Recorded data
* * *

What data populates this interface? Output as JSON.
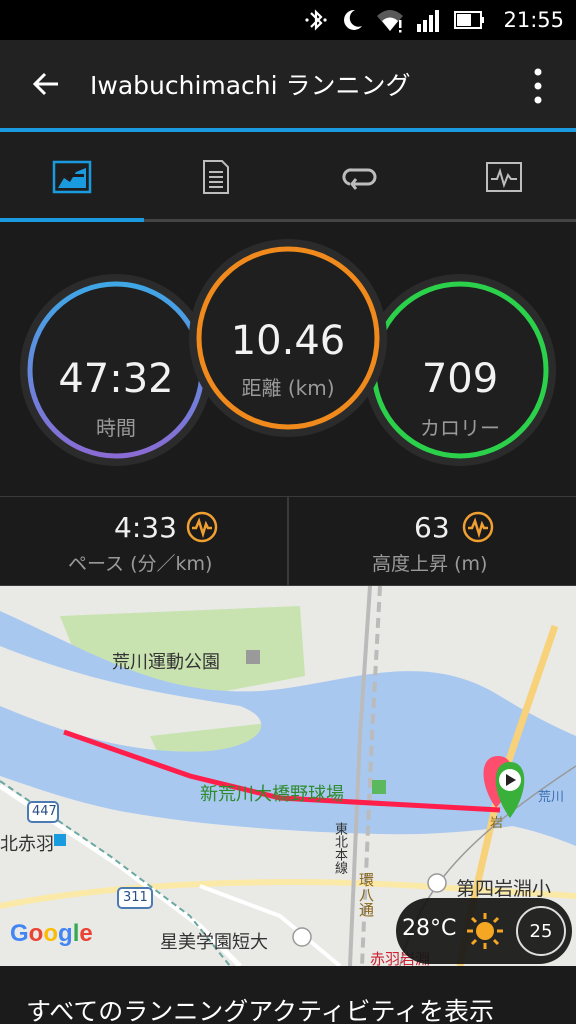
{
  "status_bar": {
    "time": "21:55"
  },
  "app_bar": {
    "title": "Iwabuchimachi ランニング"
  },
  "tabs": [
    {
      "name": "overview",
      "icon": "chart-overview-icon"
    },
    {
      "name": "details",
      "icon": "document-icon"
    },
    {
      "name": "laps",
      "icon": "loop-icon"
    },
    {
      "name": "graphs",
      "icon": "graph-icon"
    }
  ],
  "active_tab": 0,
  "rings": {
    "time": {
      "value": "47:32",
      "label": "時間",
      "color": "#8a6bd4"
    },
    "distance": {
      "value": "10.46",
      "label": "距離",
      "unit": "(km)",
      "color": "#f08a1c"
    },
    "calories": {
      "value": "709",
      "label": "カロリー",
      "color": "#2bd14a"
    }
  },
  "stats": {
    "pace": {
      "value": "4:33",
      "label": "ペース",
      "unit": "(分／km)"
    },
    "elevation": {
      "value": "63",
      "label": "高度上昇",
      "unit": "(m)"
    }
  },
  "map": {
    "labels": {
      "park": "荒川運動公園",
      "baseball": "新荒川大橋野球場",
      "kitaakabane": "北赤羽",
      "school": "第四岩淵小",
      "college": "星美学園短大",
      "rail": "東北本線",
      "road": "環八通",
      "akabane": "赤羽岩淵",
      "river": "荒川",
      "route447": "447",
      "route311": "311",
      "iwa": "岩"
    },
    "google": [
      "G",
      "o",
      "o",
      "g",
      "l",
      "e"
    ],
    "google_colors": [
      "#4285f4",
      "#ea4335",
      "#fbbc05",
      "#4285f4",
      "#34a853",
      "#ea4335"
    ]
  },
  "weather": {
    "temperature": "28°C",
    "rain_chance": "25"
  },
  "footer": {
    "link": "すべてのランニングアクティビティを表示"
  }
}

* * *

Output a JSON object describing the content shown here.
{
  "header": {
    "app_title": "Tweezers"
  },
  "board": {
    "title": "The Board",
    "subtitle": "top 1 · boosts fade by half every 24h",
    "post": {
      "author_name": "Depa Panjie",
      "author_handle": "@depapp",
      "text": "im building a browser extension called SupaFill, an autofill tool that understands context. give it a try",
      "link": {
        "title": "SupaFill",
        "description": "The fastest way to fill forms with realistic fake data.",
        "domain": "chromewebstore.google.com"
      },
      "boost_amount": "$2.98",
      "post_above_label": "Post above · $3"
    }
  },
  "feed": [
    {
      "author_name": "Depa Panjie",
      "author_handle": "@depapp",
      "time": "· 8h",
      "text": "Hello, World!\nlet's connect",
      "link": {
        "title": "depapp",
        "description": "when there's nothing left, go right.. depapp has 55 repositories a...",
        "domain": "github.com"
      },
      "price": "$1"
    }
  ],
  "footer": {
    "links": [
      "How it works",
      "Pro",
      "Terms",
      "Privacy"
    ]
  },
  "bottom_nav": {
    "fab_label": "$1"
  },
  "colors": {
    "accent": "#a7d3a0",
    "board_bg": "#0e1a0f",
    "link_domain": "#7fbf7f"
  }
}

* * *

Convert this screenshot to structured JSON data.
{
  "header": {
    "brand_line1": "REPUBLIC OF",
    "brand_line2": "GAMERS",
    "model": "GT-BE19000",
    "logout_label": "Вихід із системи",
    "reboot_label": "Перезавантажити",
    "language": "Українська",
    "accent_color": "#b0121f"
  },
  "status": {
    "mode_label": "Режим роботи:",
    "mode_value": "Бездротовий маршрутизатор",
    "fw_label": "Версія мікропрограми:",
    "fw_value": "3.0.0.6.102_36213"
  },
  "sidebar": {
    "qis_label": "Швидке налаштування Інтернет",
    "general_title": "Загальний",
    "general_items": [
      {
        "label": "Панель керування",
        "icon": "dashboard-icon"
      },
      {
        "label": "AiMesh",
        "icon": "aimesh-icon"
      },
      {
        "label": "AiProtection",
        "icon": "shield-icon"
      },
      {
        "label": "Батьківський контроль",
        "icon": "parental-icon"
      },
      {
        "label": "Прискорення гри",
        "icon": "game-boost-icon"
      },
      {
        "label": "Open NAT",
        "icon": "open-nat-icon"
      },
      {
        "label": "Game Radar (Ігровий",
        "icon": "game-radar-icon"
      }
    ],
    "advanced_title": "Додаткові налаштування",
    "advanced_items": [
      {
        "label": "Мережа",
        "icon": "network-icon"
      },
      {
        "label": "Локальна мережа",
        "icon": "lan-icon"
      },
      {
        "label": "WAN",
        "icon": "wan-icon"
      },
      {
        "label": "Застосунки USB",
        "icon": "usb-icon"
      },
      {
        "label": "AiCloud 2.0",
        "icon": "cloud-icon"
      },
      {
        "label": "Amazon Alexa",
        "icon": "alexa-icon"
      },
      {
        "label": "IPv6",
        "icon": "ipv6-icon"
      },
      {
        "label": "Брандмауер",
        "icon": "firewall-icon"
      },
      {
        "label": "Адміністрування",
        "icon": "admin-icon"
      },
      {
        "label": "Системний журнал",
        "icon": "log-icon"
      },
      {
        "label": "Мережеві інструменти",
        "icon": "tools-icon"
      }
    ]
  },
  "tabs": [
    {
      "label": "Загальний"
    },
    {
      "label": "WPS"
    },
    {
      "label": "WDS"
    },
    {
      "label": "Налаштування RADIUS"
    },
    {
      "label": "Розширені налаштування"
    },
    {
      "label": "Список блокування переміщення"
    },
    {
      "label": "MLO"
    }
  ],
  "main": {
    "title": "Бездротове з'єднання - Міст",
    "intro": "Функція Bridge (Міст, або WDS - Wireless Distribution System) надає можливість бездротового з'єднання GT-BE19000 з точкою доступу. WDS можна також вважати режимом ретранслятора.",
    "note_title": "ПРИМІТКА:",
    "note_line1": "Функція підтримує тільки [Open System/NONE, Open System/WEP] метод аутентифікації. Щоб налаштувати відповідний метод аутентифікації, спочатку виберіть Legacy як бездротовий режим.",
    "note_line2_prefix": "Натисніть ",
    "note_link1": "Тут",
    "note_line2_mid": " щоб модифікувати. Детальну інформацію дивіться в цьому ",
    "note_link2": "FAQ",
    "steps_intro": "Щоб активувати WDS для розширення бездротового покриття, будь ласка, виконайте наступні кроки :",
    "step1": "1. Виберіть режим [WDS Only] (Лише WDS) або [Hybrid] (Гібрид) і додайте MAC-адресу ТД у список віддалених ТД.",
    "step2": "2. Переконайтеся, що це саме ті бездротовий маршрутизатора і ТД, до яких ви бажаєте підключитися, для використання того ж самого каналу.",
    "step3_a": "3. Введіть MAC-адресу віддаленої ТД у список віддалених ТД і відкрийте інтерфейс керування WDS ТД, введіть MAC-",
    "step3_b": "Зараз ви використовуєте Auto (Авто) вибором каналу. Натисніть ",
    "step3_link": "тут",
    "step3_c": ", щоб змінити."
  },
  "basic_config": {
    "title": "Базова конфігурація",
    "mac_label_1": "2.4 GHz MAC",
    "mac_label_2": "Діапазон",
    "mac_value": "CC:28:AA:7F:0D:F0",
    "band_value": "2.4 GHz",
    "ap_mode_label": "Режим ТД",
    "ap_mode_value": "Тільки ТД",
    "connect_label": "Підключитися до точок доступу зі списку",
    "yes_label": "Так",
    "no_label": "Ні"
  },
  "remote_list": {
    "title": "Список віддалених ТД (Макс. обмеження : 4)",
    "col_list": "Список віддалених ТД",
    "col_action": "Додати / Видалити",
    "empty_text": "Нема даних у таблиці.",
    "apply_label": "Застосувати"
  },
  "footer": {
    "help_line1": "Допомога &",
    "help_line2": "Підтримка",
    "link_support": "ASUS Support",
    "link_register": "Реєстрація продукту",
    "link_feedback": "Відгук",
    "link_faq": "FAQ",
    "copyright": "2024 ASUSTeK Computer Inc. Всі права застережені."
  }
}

* * *

What you are asked to do
Show every line of the records above that contains the word "System".

Answer to this task
    "intro": "Функція Bridge (Міст, або WDS - Wireless Distribution System) надає можливість бездротового з'єднання GT-BE19000 з точкою доступу. WDS можна також вважати режимом ретранслятора.",
    "note_line1": "Функція підтримує тільки [Open System/NONE, Open System/WEP] метод аутентифікації. Щоб налаштувати відповідний метод аутентифікації, спочатку виберіть Legacy як бездротовий режим.",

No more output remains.